● **Exercise aim**:
Retype the full set of records. Keep every character identical.

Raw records
# # # #
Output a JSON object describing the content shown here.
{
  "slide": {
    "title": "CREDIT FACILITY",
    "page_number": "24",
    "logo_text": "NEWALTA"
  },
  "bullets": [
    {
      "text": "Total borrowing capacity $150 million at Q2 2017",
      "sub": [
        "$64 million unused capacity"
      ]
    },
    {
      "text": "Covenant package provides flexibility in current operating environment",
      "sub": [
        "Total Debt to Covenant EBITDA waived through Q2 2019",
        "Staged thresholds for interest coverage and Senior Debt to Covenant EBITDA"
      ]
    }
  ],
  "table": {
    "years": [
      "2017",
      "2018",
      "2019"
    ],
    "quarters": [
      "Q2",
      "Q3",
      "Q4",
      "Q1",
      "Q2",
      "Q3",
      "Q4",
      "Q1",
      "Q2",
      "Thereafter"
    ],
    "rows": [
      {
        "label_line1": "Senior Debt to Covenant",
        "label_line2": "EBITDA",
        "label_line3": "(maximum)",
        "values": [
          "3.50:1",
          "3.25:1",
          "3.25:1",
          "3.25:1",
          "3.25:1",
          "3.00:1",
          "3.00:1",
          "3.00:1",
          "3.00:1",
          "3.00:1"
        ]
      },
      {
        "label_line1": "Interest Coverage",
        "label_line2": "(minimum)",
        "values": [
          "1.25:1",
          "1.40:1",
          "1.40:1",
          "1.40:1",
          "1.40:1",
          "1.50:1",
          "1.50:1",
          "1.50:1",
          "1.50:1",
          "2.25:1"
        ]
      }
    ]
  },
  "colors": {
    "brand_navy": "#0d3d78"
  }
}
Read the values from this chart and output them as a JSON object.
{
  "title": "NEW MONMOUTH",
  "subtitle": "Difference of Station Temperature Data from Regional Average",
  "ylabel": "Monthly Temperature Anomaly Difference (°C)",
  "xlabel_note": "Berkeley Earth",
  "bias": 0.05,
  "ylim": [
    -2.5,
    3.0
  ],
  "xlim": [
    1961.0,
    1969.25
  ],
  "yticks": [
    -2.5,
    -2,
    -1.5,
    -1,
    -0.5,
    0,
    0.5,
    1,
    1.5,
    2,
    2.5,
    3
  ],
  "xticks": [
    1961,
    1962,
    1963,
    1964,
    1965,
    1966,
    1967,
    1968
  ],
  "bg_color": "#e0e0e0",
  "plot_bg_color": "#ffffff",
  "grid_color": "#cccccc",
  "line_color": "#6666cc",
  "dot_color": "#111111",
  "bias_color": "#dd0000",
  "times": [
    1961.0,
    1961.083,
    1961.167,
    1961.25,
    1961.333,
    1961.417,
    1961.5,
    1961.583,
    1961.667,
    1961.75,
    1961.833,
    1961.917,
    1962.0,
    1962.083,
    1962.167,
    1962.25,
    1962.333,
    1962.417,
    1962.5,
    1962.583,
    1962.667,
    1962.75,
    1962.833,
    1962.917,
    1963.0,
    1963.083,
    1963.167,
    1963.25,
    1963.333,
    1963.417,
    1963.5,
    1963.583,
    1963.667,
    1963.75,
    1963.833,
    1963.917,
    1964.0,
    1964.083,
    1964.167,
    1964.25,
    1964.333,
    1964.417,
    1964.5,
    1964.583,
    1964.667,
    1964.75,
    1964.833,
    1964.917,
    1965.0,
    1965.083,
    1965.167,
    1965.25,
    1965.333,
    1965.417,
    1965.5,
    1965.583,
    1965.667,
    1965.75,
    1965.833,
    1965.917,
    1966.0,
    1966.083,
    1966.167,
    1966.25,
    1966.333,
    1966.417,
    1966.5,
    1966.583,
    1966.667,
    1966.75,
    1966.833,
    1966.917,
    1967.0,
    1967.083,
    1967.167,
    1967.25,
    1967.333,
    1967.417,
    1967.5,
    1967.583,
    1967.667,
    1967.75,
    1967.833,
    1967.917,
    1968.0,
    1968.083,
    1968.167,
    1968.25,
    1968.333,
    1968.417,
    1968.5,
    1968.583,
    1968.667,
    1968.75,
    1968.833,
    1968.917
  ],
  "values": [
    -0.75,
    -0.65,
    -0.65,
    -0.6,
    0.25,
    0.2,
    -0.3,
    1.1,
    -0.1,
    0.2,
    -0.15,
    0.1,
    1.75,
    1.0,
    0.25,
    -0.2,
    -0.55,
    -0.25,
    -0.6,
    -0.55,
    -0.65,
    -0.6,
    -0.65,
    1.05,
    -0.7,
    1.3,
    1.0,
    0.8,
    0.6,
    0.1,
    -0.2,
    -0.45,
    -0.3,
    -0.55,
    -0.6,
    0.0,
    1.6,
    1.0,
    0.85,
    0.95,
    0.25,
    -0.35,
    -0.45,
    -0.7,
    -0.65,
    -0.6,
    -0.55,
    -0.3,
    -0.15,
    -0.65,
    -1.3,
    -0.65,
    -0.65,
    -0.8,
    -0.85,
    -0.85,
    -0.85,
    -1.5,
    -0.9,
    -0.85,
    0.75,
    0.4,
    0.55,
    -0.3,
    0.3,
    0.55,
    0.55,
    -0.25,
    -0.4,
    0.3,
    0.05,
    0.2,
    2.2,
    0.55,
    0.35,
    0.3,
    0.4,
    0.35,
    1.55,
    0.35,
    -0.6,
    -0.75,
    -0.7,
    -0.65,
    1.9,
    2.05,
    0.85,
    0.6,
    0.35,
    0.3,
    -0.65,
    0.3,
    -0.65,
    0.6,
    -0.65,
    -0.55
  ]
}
# # # #
● **Response for this exercise**:
Output a JSON object describing the content shown here.
{
  "slide": {
    "title": "CREDIT FACILITY",
    "page_number": "24",
    "logo_text": "NEWALTA"
  },
  "bullets": [
    {
      "text": "Total borrowing capacity $150 million at Q2 2017",
      "sub": [
        "$64 million unused capacity"
      ]
    },
    {
      "text": "Covenant package provides flexibility in current operating environment",
      "sub": [
        "Total Debt to Covenant EBITDA waived through Q2 2019",
        "Staged thresholds for interest coverage and Senior Debt to Covenant EBITDA"
      ]
    }
  ],
  "table": {
    "years": [
      "2017",
      "2018",
      "2019"
    ],
    "quarters": [
      "Q2",
      "Q3",
      "Q4",
      "Q1",
      "Q2",
      "Q3",
      "Q4",
      "Q1",
      "Q2",
      "Thereafter"
    ],
    "rows": [
      {
        "label_line1": "Senior Debt to Covenant",
        "label_line2": "EBITDA",
        "label_line3": "(maximum)",
        "values": [
          "3.50:1",
          "3.25:1",
          "3.25:1",
          "3.25:1",
          "3.25:1",
          "3.00:1",
          "3.00:1",
          "3.00:1",
          "3.00:1",
          "3.00:1"
        ]
      },
      {
        "label_line1": "Interest Coverage",
        "label_line2": "(minimum)",
        "values": [
          "1.25:1",
          "1.40:1",
          "1.40:1",
          "1.40:1",
          "1.40:1",
          "1.50:1",
          "1.50:1",
          "1.50:1",
          "1.50:1",
          "2.25:1"
        ]
      }
    ]
  },
  "colors": {
    "brand_navy": "#0d3d78"
  }
}
Read the values from this chart and output them as a JSON object.
{
  "title": "NEW MONMOUTH",
  "subtitle": "Difference of Station Temperature Data from Regional Average",
  "ylabel": "Monthly Temperature Anomaly Difference (°C)",
  "xlabel_note": "Berkeley Earth",
  "bias": 0.05,
  "ylim": [
    -2.5,
    3.0
  ],
  "xlim": [
    1961.0,
    1969.25
  ],
  "yticks": [
    -2.5,
    -2,
    -1.5,
    -1,
    -0.5,
    0,
    0.5,
    1,
    1.5,
    2,
    2.5,
    3
  ],
  "xticks": [
    1961,
    1962,
    1963,
    1964,
    1965,
    1966,
    1967,
    1968
  ],
  "bg_color": "#e0e0e0",
  "plot_bg_color": "#ffffff",
  "grid_color": "#cccccc",
  "line_color": "#6666cc",
  "dot_color": "#111111",
  "bias_color": "#dd0000",
  "times": [
    1961.0,
    1961.083,
    1961.167,
    1961.25,
    1961.333,
    1961.417,
    1961.5,
    1961.583,
    1961.667,
    1961.75,
    1961.833,
    1961.917,
    1962.0,
    1962.083,
    1962.167,
    1962.25,
    1962.333,
    1962.417,
    1962.5,
    1962.583,
    1962.667,
    1962.75,
    1962.833,
    1962.917,
    1963.0,
    1963.083,
    1963.167,
    1963.25,
    1963.333,
    1963.417,
    1963.5,
    1963.583,
    1963.667,
    1963.75,
    1963.833,
    1963.917,
    1964.0,
    1964.083,
    1964.167,
    1964.25,
    1964.333,
    1964.417,
    1964.5,
    1964.583,
    1964.667,
    1964.75,
    1964.833,
    1964.917,
    1965.0,
    1965.083,
    1965.167,
    1965.25,
    1965.333,
    1965.417,
    1965.5,
    1965.583,
    1965.667,
    1965.75,
    1965.833,
    1965.917,
    1966.0,
    1966.083,
    1966.167,
    1966.25,
    1966.333,
    1966.417,
    1966.5,
    1966.583,
    1966.667,
    1966.75,
    1966.833,
    1966.917,
    1967.0,
    1967.083,
    1967.167,
    1967.25,
    1967.333,
    1967.417,
    1967.5,
    1967.583,
    1967.667,
    1967.75,
    1967.833,
    1967.917,
    1968.0,
    1968.083,
    1968.167,
    1968.25,
    1968.333,
    1968.417,
    1968.5,
    1968.583,
    1968.667,
    1968.75,
    1968.833,
    1968.917
  ],
  "values": [
    -0.75,
    -0.65,
    -0.65,
    -0.6,
    0.25,
    0.2,
    -0.3,
    1.1,
    -0.1,
    0.2,
    -0.15,
    0.1,
    1.75,
    1.0,
    0.25,
    -0.2,
    -0.55,
    -0.25,
    -0.6,
    -0.55,
    -0.65,
    -0.6,
    -0.65,
    1.05,
    -0.7,
    1.3,
    1.0,
    0.8,
    0.6,
    0.1,
    -0.2,
    -0.45,
    -0.3,
    -0.55,
    -0.6,
    0.0,
    1.6,
    1.0,
    0.85,
    0.95,
    0.25,
    -0.35,
    -0.45,
    -0.7,
    -0.65,
    -0.6,
    -0.55,
    -0.3,
    -0.15,
    -0.65,
    -1.3,
    -0.65,
    -0.65,
    -0.8,
    -0.85,
    -0.85,
    -0.85,
    -1.5,
    -0.9,
    -0.85,
    0.75,
    0.4,
    0.55,
    -0.3,
    0.3,
    0.55,
    0.55,
    -0.25,
    -0.4,
    0.3,
    0.05,
    0.2,
    2.2,
    0.55,
    0.35,
    0.3,
    0.4,
    0.35,
    1.55,
    0.35,
    -0.6,
    -0.75,
    -0.7,
    -0.65,
    1.9,
    2.05,
    0.85,
    0.6,
    0.35,
    0.3,
    -0.65,
    0.3,
    -0.65,
    0.6,
    -0.65,
    -0.55
  ]
}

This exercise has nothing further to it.